Problem to work on> Copy all lines below exactly as written. Leave pictures out.

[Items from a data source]

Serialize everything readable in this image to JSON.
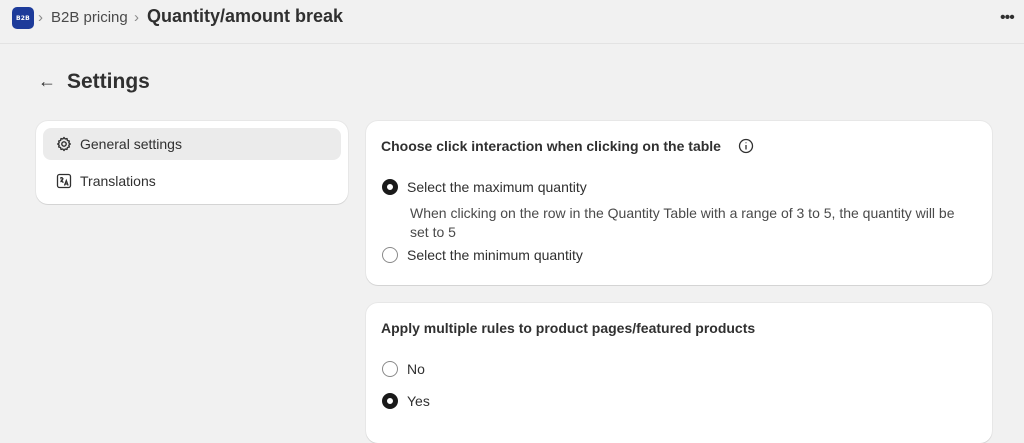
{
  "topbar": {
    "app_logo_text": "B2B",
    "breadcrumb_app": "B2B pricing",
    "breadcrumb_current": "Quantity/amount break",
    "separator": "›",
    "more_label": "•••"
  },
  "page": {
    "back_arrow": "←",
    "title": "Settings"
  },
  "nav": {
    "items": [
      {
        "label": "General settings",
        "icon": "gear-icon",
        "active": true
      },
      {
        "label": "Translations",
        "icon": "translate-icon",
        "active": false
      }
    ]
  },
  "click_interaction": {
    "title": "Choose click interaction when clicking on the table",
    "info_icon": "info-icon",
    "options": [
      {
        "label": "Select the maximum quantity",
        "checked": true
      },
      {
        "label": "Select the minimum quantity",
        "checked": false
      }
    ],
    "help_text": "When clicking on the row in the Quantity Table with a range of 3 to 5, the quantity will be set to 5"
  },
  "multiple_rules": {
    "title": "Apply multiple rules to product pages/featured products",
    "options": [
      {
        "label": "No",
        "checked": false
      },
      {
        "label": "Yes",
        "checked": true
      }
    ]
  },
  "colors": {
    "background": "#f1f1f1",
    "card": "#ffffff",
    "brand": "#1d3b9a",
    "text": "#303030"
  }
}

Exercise result>
Serialize everything readable in this image to JSON.
{
  "topbar": {
    "app_logo_text": "B2B",
    "breadcrumb_app": "B2B pricing",
    "breadcrumb_current": "Quantity/amount break",
    "separator": "›",
    "more_label": "•••"
  },
  "page": {
    "back_arrow": "←",
    "title": "Settings"
  },
  "nav": {
    "items": [
      {
        "label": "General settings",
        "icon": "gear-icon",
        "active": true
      },
      {
        "label": "Translations",
        "icon": "translate-icon",
        "active": false
      }
    ]
  },
  "click_interaction": {
    "title": "Choose click interaction when clicking on the table",
    "info_icon": "info-icon",
    "options": [
      {
        "label": "Select the maximum quantity",
        "checked": true
      },
      {
        "label": "Select the minimum quantity",
        "checked": false
      }
    ],
    "help_text": "When clicking on the row in the Quantity Table with a range of 3 to 5, the quantity will be set to 5"
  },
  "multiple_rules": {
    "title": "Apply multiple rules to product pages/featured products",
    "options": [
      {
        "label": "No",
        "checked": false
      },
      {
        "label": "Yes",
        "checked": true
      }
    ]
  },
  "colors": {
    "background": "#f1f1f1",
    "card": "#ffffff",
    "brand": "#1d3b9a",
    "text": "#303030"
  }
}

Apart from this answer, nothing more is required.